**THE PROBLEM**
Locate the lines that hold the string "floor". Copy every such line.

[Dataset records]
====================

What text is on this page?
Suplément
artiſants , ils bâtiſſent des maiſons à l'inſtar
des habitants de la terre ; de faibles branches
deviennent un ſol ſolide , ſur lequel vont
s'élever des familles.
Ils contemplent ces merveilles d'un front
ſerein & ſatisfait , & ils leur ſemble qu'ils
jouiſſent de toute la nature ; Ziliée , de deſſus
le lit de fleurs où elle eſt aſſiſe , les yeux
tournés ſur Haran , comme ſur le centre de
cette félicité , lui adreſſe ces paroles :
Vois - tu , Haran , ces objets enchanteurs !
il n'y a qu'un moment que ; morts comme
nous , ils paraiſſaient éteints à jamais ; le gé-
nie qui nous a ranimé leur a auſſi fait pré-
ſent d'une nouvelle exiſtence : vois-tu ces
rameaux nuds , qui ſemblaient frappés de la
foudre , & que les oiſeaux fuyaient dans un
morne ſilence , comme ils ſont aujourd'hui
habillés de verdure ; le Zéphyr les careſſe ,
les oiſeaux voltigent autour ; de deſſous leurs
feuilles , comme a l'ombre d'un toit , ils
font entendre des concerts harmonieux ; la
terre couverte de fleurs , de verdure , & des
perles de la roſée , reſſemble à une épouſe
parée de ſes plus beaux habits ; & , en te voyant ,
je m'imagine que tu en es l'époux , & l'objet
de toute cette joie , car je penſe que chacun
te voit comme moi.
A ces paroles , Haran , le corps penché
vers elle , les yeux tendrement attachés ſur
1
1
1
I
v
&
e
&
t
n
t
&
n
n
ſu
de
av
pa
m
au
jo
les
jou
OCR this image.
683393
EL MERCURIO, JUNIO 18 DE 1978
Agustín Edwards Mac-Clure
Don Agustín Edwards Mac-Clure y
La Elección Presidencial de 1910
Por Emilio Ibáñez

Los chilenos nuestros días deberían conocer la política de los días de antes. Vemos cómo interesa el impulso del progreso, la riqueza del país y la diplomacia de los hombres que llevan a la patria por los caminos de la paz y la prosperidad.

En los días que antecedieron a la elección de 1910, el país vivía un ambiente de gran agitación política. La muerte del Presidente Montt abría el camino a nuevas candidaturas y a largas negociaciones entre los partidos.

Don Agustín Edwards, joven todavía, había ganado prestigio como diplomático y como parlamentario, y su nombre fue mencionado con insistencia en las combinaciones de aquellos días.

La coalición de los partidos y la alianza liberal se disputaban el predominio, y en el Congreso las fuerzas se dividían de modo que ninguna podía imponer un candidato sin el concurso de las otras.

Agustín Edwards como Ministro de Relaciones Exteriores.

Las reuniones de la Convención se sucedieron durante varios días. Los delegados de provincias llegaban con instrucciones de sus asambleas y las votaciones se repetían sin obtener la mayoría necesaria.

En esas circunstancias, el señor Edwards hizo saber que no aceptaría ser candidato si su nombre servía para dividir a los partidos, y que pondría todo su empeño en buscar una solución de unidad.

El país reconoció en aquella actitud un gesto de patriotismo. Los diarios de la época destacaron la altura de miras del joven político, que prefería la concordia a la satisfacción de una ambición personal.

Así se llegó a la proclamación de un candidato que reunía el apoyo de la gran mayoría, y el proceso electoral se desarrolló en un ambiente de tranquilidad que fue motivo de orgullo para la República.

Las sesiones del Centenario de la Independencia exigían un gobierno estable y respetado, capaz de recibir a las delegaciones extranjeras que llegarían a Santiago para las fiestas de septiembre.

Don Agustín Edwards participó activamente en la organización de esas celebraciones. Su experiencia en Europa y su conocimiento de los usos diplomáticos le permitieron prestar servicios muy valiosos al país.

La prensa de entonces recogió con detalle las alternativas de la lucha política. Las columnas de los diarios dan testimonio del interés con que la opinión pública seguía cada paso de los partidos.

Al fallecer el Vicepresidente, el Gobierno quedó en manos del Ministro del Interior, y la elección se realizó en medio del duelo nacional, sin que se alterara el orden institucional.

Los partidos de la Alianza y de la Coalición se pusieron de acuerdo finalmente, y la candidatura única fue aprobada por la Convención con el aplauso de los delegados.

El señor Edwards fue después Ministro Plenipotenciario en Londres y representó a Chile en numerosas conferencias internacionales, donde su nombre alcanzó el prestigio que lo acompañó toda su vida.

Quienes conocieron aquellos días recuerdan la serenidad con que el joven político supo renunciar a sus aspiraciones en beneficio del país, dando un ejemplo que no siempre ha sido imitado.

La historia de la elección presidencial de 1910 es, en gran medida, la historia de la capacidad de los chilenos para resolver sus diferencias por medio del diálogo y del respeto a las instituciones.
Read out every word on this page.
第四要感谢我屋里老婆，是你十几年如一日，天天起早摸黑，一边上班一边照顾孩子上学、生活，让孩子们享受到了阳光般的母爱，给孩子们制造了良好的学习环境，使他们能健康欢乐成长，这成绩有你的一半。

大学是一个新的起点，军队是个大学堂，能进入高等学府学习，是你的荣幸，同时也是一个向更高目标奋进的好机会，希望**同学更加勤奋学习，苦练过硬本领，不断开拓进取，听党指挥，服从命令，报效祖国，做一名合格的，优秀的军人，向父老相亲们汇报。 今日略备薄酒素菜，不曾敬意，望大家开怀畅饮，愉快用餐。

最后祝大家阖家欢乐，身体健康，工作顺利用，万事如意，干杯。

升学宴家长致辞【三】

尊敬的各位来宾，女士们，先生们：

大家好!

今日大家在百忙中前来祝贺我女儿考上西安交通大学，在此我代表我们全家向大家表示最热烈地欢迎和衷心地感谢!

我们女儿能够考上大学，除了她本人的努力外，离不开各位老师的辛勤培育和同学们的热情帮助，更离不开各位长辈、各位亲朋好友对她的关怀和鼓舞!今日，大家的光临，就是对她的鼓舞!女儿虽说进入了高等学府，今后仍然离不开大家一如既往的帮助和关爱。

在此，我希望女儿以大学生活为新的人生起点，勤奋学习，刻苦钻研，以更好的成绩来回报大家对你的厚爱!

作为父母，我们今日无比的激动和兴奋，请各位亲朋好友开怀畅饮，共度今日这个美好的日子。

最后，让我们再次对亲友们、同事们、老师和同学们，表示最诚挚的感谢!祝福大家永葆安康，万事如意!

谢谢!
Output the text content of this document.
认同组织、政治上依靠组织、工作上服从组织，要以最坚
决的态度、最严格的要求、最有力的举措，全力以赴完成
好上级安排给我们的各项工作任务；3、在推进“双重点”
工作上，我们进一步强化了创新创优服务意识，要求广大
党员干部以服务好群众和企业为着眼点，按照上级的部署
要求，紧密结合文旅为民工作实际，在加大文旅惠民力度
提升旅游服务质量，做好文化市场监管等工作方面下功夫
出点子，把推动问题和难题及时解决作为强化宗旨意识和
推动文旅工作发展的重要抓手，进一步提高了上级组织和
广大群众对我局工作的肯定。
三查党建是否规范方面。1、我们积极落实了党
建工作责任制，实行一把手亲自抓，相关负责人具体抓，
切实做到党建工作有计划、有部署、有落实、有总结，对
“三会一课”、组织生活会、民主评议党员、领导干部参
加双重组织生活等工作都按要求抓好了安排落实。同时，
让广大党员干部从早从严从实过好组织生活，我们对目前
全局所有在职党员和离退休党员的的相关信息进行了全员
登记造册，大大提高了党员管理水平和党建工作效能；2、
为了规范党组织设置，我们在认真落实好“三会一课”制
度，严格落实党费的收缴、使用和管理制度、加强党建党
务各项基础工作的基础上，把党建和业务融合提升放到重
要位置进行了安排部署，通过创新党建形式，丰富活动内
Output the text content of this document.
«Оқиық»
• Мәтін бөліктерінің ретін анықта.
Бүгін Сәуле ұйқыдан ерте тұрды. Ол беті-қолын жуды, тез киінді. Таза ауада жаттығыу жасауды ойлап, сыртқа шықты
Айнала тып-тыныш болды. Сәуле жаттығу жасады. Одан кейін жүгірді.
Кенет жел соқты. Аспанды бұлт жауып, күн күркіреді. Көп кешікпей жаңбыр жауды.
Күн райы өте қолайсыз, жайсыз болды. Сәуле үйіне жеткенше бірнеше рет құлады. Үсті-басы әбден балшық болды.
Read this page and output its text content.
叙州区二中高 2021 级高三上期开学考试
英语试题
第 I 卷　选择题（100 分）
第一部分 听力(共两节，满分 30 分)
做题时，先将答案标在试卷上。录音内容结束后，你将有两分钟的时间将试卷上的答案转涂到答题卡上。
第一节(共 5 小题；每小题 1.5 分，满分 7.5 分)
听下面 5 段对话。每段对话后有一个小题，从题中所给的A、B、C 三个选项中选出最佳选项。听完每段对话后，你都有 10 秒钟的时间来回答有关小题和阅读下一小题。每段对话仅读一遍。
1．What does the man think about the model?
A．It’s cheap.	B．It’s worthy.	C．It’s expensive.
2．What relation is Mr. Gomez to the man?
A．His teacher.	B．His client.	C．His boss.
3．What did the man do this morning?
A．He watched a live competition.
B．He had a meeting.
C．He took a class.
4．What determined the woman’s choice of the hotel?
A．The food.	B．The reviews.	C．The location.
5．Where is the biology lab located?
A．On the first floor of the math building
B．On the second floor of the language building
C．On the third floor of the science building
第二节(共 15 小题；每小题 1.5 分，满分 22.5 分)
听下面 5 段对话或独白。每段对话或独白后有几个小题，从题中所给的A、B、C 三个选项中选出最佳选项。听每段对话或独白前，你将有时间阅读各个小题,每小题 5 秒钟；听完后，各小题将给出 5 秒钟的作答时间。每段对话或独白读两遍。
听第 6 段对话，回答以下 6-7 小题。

====================

**SOLUTION TO THIS PROBLEM**
A．On the first floor of the math building
B．On the second floor of the language building
C．On the third floor of the science building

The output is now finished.